Exercise materials:
________________
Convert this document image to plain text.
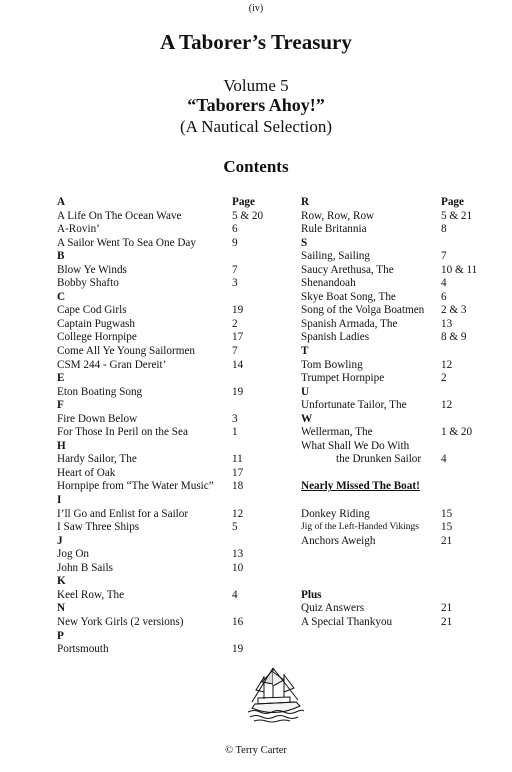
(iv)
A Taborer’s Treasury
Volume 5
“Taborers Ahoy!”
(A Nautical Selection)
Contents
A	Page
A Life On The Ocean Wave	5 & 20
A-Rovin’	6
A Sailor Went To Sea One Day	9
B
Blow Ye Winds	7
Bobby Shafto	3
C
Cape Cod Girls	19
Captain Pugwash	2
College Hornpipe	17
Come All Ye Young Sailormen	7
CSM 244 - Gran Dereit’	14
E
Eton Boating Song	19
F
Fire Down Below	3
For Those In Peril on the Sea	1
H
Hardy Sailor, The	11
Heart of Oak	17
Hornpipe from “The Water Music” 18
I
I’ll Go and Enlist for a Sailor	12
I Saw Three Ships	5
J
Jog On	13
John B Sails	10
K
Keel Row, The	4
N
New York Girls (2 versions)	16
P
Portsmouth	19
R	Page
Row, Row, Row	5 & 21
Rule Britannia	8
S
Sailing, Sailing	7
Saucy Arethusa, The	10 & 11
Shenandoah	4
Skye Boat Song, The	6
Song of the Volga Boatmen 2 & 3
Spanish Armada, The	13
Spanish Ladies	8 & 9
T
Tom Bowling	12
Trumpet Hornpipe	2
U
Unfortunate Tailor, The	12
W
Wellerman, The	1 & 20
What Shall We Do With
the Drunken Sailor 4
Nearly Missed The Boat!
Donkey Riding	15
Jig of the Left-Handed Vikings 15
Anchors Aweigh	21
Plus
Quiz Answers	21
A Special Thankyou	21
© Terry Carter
________________
What is asked: Write every entry out again exactly, dropping the pictures.

Result:
Convert this document image to plain text.
(iv)
A Taborer’s Treasury
Volume 5
“Taborers Ahoy!”
(A Nautical Selection)
Contents
A	Page
A Life On The Ocean Wave	5 & 20
A-Rovin’	6
A Sailor Went To Sea One Day	9
B
Blow Ye Winds	7
Bobby Shafto	3
C
Cape Cod Girls	19
Captain Pugwash	2
College Hornpipe	17
Come All Ye Young Sailormen	7
CSM 244 - Gran Dereit’	14
E
Eton Boating Song	19
F
Fire Down Below	3
For Those In Peril on the Sea	1
H
Hardy Sailor, The	11
Heart of Oak	17
Hornpipe from “The Water Music” 18
I
I’ll Go and Enlist for a Sailor	12
I Saw Three Ships	5
J
Jog On	13
John B Sails	10
K
Keel Row, The	4
N
New York Girls (2 versions)	16
P
Portsmouth	19
R	Page
Row, Row, Row	5 & 21
Rule Britannia	8
S
Sailing, Sailing	7
Saucy Arethusa, The	10 & 11
Shenandoah	4
Skye Boat Song, The	6
Song of the Volga Boatmen 2 & 3
Spanish Armada, The	13
Spanish Ladies	8 & 9
T
Tom Bowling	12
Trumpet Hornpipe	2
U
Unfortunate Tailor, The	12
W
Wellerman, The	1 & 20
What Shall We Do With
the Drunken Sailor 4
Nearly Missed The Boat!
Donkey Riding	15
Jig of the Left-Handed Vikings 15
Anchors Aweigh	21
Plus
Quiz Answers	21
A Special Thankyou	21
© Terry Carter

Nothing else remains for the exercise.